>> START DATA FOR PROCESSING

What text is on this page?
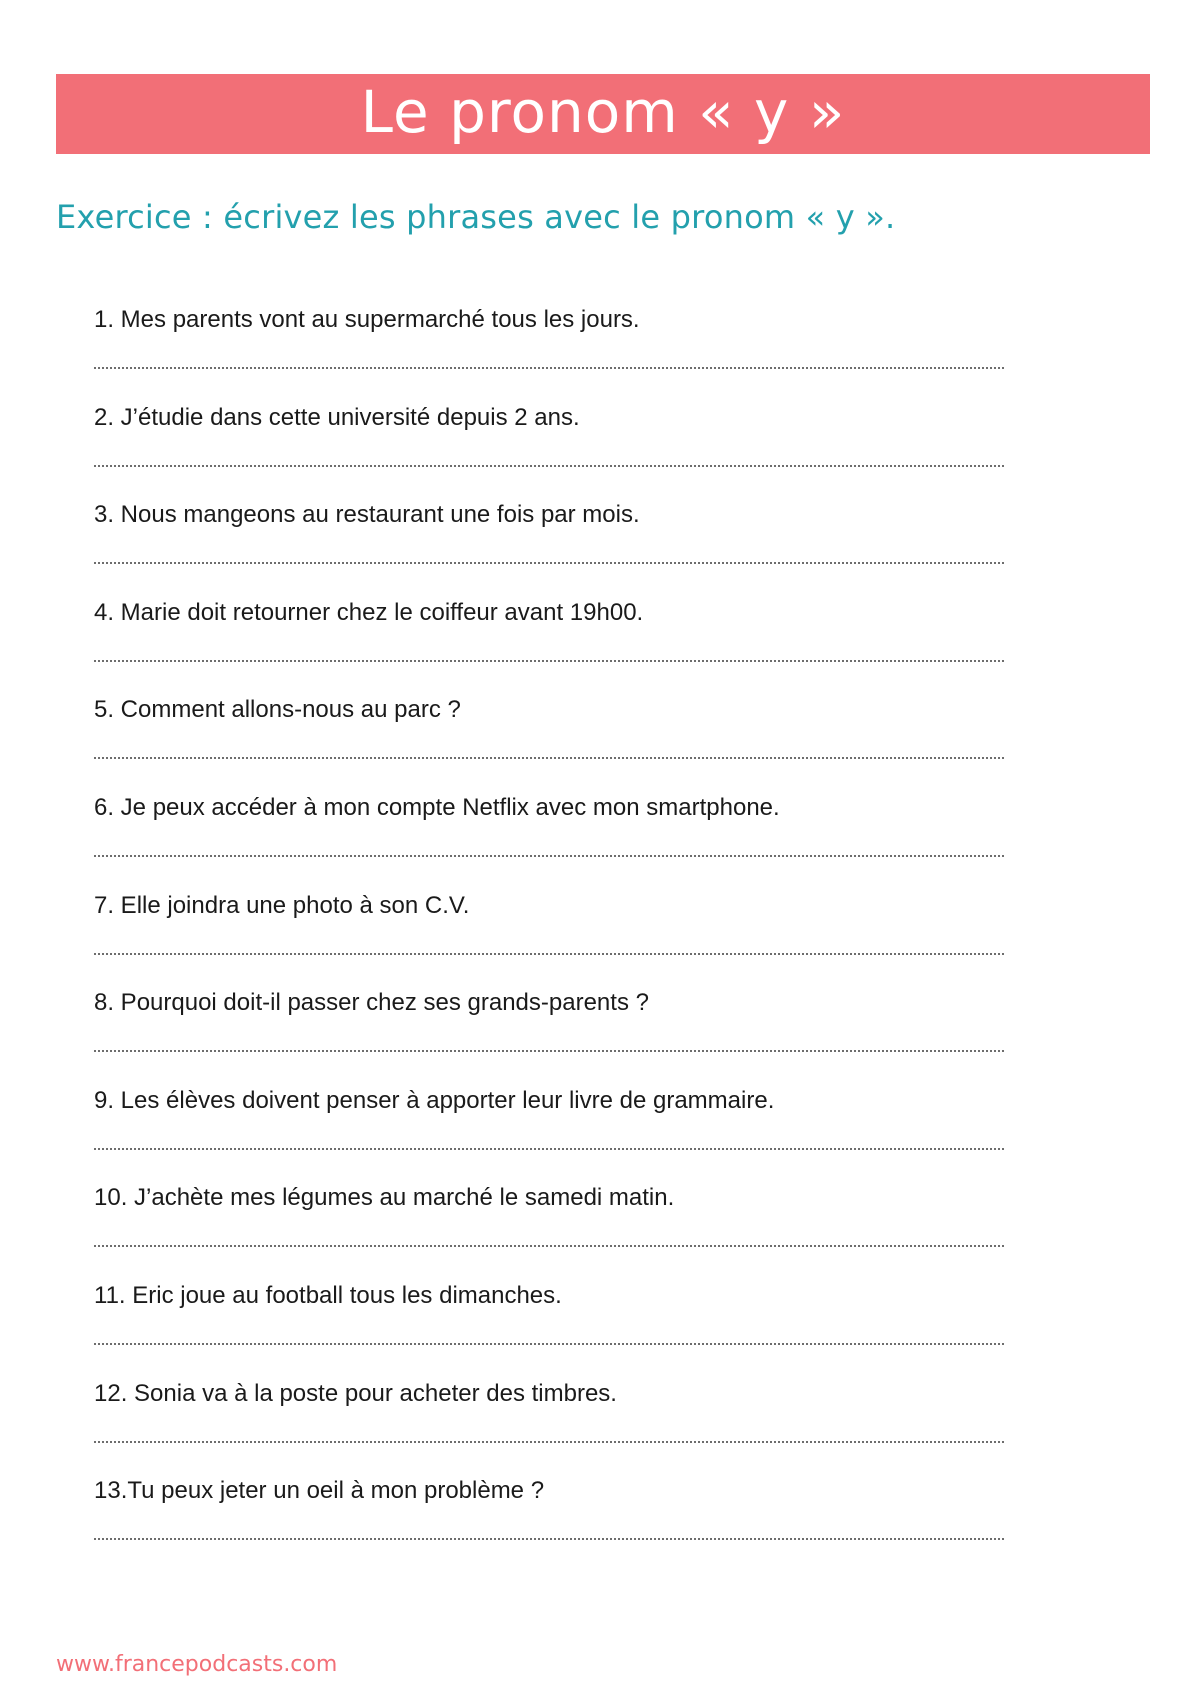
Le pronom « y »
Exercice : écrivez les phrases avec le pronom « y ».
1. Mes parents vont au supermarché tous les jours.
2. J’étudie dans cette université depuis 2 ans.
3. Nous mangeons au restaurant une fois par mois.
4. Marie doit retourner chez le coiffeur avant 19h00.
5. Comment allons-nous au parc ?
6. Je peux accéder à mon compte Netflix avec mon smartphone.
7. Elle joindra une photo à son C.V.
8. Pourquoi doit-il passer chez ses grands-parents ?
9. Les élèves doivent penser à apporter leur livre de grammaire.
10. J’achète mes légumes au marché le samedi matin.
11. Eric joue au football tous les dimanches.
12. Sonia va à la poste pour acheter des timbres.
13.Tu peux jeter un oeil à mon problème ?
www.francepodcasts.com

>> END DATA FOR PROCESSING

§ INSTRUCTIONS FOR THE TASK: Generate a word-for-word copy of the preceding records, excluding all pictures.

§ SOLUTION TO THIS PROBLEM:
What text is on this page?
Le pronom « y »
Exercice : écrivez les phrases avec le pronom « y ».
1. Mes parents vont au supermarché tous les jours.
2. J’étudie dans cette université depuis 2 ans.
3. Nous mangeons au restaurant une fois par mois.
4. Marie doit retourner chez le coiffeur avant 19h00.
5. Comment allons-nous au parc ?
6. Je peux accéder à mon compte Netflix avec mon smartphone.
7. Elle joindra une photo à son C.V.
8. Pourquoi doit-il passer chez ses grands-parents ?
9. Les élèves doivent penser à apporter leur livre de grammaire.
10. J’achète mes légumes au marché le samedi matin.
11. Eric joue au football tous les dimanches.
12. Sonia va à la poste pour acheter des timbres.
13.Tu peux jeter un oeil à mon problème ?
www.francepodcasts.com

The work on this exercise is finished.